STATED PROBLEM: Output every line exactly as written. Leave out pictures.

DATA:

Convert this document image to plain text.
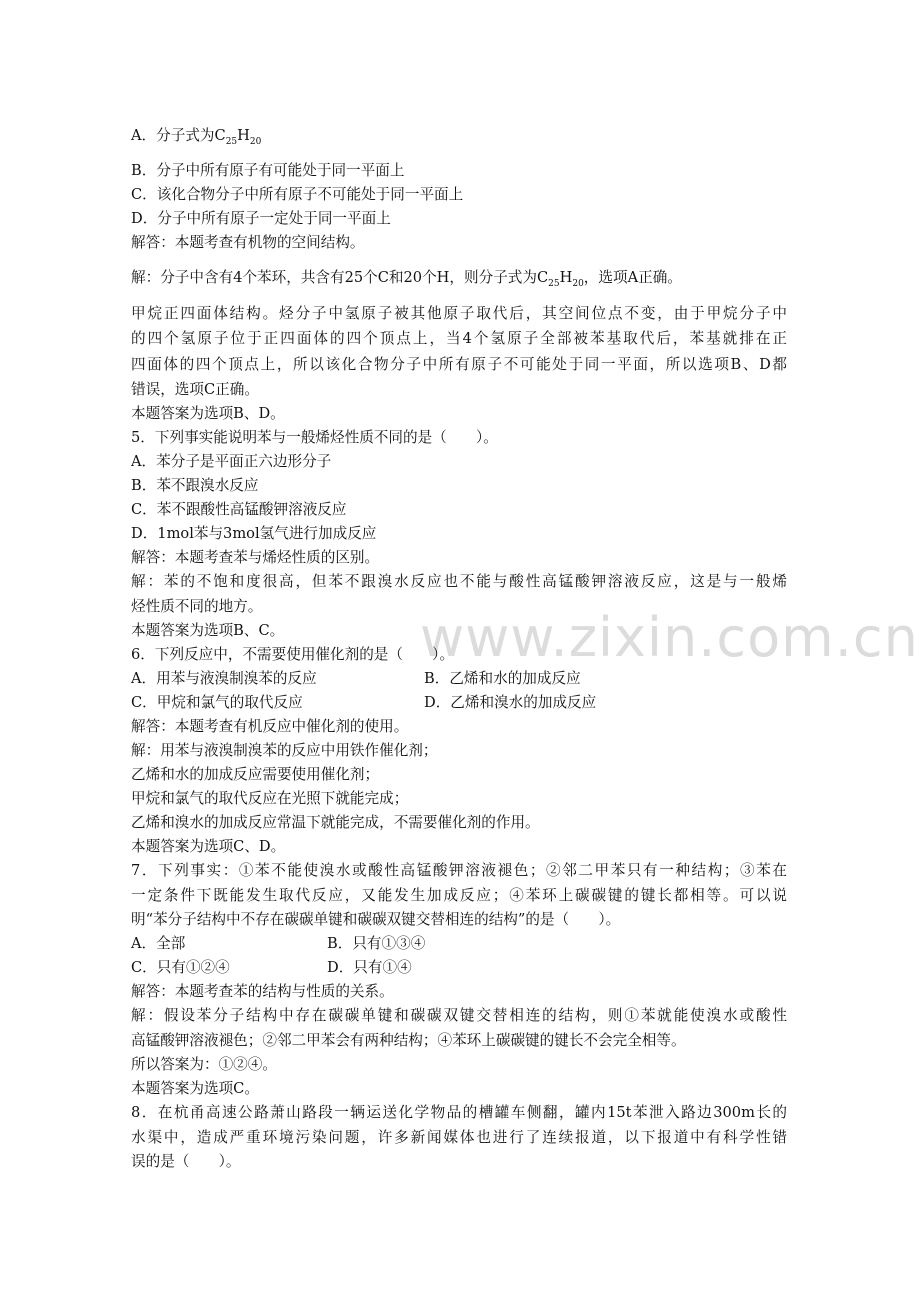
www.zixin.com.cn
A．分子式为$C_{25}H_{20}$
B．分子中所有原子有可能处于同一平面上
C．该化合物分子中所有原子不可能处于同一平面上
D．分子中所有原子一定处于同一平面上
解答：本题考查有机物的空间结构。
解：分子中含有4个苯环，共含有25个C和20个H，则分子式为$C_{25}H_{20}$，选项A正确。
甲烷正四面体结构。烃分子中氢原子被其他原子取代后，其空间位点不变，由于甲烷分子中
的四个氢原子位于正四面体的四个顶点上，当4个氢原子全部被苯基取代后，苯基就排在正
四面体的四个顶点上，所以该化合物分子中所有原子不可能处于同一平面，所以选项B、D都
错误，选项C正确。
本题答案为选项B、D。
5．下列事实能说明苯与一般烯烃性质不同的是（　　）。
A．苯分子是平面正六边形分子
B．苯不跟溴水反应
C．苯不跟酸性高锰酸钾溶液反应
D．1mol苯与3mol氢气进行加成反应
解答：本题考查苯与烯烃性质的区别。
解：苯的不饱和度很高，但苯不跟溴水反应也不能与酸性高锰酸钾溶液反应，这是与一般烯
烃性质不同的地方。
本题答案为选项B、C。
6．下列反应中，不需要使用催化剂的是（　　）。
A．用苯与液溴制溴苯的反应	B．乙烯和水的加成反应
C．甲烷和氯气的取代反应	D．乙烯和溴水的加成反应
解答：本题考查有机反应中催化剂的使用。
解：用苯与液溴制溴苯的反应中用铁作催化剂；
乙烯和水的加成反应需要使用催化剂；
甲烷和氯气的取代反应在光照下就能完成；
乙烯和溴水的加成反应常温下就能完成，不需要催化剂的作用。
本题答案为选项C、D。
7．下列事实：①苯不能使溴水或酸性高锰酸钾溶液褪色；②邻二甲苯只有一种结构；③苯在
一定条件下既能发生取代反应，又能发生加成反应；④苯环上碳碳键的键长都相等。可以说
明“苯分子结构中不存在碳碳单键和碳碳双键交替相连的结构”的是（　　）。
A．全部	B．只有①③④
C．只有①②④	D．只有①④
解答：本题考查苯的结构与性质的关系。
解：假设苯分子结构中存在碳碳单键和碳碳双键交替相连的结构，则①苯就能使溴水或酸性
高锰酸钾溶液褪色；②邻二甲苯会有两种结构；④苯环上碳碳键的键长不会完全相等。
所以答案为：①②④。
本题答案为选项C。
8．在杭甬高速公路萧山路段一辆运送化学物品的槽罐车侧翻，罐内15t苯泄入路边300m长的
水渠中，造成严重环境污染问题，许多新闻媒体也进行了连续报道，以下报道中有科学性错
误的是（　　）。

ANSWER TO THE TASK:
Convert this document image to plain text.
www.zixin.com.cn
A．分子式为$C_{25}H_{20}$
B．分子中所有原子有可能处于同一平面上
C．该化合物分子中所有原子不可能处于同一平面上
D．分子中所有原子一定处于同一平面上
解答：本题考查有机物的空间结构。
解：分子中含有4个苯环，共含有25个C和20个H，则分子式为$C_{25}H_{20}$，选项A正确。
甲烷正四面体结构。烃分子中氢原子被其他原子取代后，其空间位点不变，由于甲烷分子中
的四个氢原子位于正四面体的四个顶点上，当4个氢原子全部被苯基取代后，苯基就排在正
四面体的四个顶点上，所以该化合物分子中所有原子不可能处于同一平面，所以选项B、D都
错误，选项C正确。
本题答案为选项B、D。
5．下列事实能说明苯与一般烯烃性质不同的是（　　）。
A．苯分子是平面正六边形分子
B．苯不跟溴水反应
C．苯不跟酸性高锰酸钾溶液反应
D．1mol苯与3mol氢气进行加成反应
解答：本题考查苯与烯烃性质的区别。
解：苯的不饱和度很高，但苯不跟溴水反应也不能与酸性高锰酸钾溶液反应，这是与一般烯
烃性质不同的地方。
本题答案为选项B、C。
6．下列反应中，不需要使用催化剂的是（　　）。
A．用苯与液溴制溴苯的反应	B．乙烯和水的加成反应
C．甲烷和氯气的取代反应	D．乙烯和溴水的加成反应
解答：本题考查有机反应中催化剂的使用。
解：用苯与液溴制溴苯的反应中用铁作催化剂；
乙烯和水的加成反应需要使用催化剂；
甲烷和氯气的取代反应在光照下就能完成；
乙烯和溴水的加成反应常温下就能完成，不需要催化剂的作用。
本题答案为选项C、D。
7．下列事实：①苯不能使溴水或酸性高锰酸钾溶液褪色；②邻二甲苯只有一种结构；③苯在
一定条件下既能发生取代反应，又能发生加成反应；④苯环上碳碳键的键长都相等。可以说
明“苯分子结构中不存在碳碳单键和碳碳双键交替相连的结构”的是（　　）。
A．全部	B．只有①③④
C．只有①②④	D．只有①④
解答：本题考查苯的结构与性质的关系。
解：假设苯分子结构中存在碳碳单键和碳碳双键交替相连的结构，则①苯就能使溴水或酸性
高锰酸钾溶液褪色；②邻二甲苯会有两种结构；④苯环上碳碳键的键长不会完全相等。
所以答案为：①②④。
本题答案为选项C。
8．在杭甬高速公路萧山路段一辆运送化学物品的槽罐车侧翻，罐内15t苯泄入路边300m长的
水渠中，造成严重环境污染问题，许多新闻媒体也进行了连续报道，以下报道中有科学性错
误的是（　　）。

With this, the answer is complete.